Nella prima tabella non si capisce a che fibra è accoppiato ciascun colore!i
Cecco ha sollevato il frequente problema di chi utilizza (male) tabelle, diagrammi ed altri strumenti grafici per apparire “più professionale”, col risultato di peggiorare la comunicazione invece che migliorarla.
Le tabelle fanno uso dei colori per indicare il materiale più opportuno per ciascuna manovra, ma non riportano in una legenda il significato dei vari colori, rendendole praticamente inutilizzabili.
Stessa cosa dicasi per la formula, la quale, a parte l’utilizzo inopportuno e inutile delle parentesi (sono tutte moltiplicazioni, che possono essere eseguite nell’ordine e associazione che si vuole) indica l’unità di misura per la superficie ma non per l’intensità del vento (nodi? m/s? km/h?) e per il risultato (KN? Kg? quintali? tonnellate?). Anche il risultato è di dubbia correttezza:
Il genoa massimo della mia imbarcazione di 10 m è di 35 mq, che difficilmente può essere portato fino all’intensità del vento di 20 nodi; utilizzando la formula con questi valori (e le stesse unità di misura) si ottiene un carico pari a 73,5 (Kg? KN? quintali?).

### COMPLETA QUANTO SEGUE
1. Stabilisci se ciascuna affermazione concorda con il brano, rispondendo sì o no e citando tra virgolette le parole del brano che lo decidono. (a) Le tabelle usano i colori per indicare il materiale più adatto a ogni manovra. (b) La formula specifica l'unità di misura dell'intensità del vento. (c) Il genoa massimo dell'imbarcazione di 10 m misura 35 mq.
2. Per favore, estrai dal brano parola per parola il tratto che va da «Stessa cosa dicasi» fino a «(Kg? KN? quintali?).».

### DATI FORNITI

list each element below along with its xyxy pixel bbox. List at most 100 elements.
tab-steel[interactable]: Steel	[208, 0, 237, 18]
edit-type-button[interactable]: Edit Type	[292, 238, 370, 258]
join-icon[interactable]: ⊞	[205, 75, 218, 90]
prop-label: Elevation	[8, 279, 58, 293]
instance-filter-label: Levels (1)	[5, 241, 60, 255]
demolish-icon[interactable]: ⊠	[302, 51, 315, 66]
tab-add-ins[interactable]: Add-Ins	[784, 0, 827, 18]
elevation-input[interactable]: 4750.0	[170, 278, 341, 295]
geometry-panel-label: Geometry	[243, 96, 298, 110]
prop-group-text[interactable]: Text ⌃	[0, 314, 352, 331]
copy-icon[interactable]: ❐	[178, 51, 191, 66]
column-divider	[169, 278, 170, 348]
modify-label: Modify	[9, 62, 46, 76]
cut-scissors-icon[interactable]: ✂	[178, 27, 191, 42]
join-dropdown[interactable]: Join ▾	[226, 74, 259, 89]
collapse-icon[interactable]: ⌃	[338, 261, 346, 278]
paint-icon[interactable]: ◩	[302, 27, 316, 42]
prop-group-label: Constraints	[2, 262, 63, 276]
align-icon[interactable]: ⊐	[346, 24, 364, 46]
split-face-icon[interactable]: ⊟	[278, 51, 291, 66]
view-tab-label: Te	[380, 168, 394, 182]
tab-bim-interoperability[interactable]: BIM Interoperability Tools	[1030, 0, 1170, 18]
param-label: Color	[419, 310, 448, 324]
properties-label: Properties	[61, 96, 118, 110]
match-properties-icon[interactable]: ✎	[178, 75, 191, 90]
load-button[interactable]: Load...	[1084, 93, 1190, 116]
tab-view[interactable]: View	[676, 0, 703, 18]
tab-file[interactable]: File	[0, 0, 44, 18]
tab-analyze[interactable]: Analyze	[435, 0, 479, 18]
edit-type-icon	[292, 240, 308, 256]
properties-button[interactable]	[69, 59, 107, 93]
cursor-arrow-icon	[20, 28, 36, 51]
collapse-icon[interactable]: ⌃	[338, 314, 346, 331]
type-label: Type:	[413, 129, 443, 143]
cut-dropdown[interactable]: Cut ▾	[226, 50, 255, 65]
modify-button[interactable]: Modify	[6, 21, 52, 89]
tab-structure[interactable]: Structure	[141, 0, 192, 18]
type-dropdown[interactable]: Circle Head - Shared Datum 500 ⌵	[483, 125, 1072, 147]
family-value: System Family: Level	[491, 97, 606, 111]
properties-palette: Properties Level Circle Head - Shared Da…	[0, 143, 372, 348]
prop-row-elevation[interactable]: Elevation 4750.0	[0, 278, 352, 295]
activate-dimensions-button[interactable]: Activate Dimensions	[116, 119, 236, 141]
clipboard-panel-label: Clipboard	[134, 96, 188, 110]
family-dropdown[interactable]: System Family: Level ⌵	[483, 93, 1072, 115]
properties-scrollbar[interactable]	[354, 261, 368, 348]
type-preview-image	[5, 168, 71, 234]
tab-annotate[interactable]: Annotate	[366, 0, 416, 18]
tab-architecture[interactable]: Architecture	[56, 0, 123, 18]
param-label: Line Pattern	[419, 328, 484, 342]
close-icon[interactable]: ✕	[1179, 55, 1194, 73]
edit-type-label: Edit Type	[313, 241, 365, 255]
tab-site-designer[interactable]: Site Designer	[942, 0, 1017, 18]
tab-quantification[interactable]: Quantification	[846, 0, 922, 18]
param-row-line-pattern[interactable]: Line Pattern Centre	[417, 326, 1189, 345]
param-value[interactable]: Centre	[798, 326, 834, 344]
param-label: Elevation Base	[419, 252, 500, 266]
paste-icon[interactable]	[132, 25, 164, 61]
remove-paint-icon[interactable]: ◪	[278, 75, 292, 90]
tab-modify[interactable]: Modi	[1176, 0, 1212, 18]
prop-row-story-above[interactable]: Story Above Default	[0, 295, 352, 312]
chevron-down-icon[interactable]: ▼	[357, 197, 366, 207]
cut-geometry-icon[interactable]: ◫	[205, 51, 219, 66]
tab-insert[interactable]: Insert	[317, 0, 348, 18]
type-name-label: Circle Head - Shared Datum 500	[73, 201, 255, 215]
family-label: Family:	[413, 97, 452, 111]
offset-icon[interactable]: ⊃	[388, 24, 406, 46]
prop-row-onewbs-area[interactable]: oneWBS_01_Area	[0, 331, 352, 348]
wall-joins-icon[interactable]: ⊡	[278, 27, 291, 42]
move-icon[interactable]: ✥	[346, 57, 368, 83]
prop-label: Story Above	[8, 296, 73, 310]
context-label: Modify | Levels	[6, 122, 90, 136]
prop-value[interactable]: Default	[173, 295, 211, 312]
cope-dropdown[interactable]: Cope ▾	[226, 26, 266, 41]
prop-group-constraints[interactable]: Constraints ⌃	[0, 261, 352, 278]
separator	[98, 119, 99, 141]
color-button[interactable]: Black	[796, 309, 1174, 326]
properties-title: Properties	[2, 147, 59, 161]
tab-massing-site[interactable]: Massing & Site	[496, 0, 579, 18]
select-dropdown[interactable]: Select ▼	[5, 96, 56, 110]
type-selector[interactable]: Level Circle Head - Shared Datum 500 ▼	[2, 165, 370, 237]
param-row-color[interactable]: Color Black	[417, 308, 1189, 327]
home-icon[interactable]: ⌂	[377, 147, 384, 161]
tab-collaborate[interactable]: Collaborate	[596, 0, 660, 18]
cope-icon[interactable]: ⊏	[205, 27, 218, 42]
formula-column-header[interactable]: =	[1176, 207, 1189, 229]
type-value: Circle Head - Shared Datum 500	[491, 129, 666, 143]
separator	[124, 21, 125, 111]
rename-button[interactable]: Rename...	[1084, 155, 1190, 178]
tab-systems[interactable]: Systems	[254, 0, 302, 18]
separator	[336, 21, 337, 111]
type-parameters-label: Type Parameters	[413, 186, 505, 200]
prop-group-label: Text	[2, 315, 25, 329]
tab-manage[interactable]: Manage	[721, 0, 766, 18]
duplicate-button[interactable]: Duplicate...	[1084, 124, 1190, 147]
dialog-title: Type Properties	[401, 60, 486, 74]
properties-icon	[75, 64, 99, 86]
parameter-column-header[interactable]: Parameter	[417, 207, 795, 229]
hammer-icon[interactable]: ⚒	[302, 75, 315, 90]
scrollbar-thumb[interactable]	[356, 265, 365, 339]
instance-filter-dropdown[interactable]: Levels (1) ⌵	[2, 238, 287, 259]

### SOLUZIONI
1.
(a) Sì: «Le tabelle fanno uso dei colori per indicare il materiale più opportuno per ciascuna manovra».
(b) No: «indica l’unità di misura per la superficie ma non per l’intensità del vento».
(c) Sì: «Il genoa massimo della mia imbarcazione di 10 m è di 35 mq».

2.
Stessa cosa dicasi per la formula, la quale, a parte l’utilizzo inopportuno e inutile delle parentesi (sono tutte moltiplicazioni, che possono essere eseguite nell’ordine e associazione che si vuole) indica l’unità di misura per la superficie ma non per l’intensità del vento (nodi? m/s? km/h?) e per il risultato (KN? Kg? quintali? tonnellate?). Anche il risultato è di dubbia correttezza:
Il genoa massimo della mia imbarcazione di 10 m è di 35 mq, che difficilmente può essere portato fino all’intensità del vento di 20 nodi; utilizzando la formula con questi valori (e le stesse unità di misura) si ottiene un carico pari a 73,5 (Kg? KN? quintali?).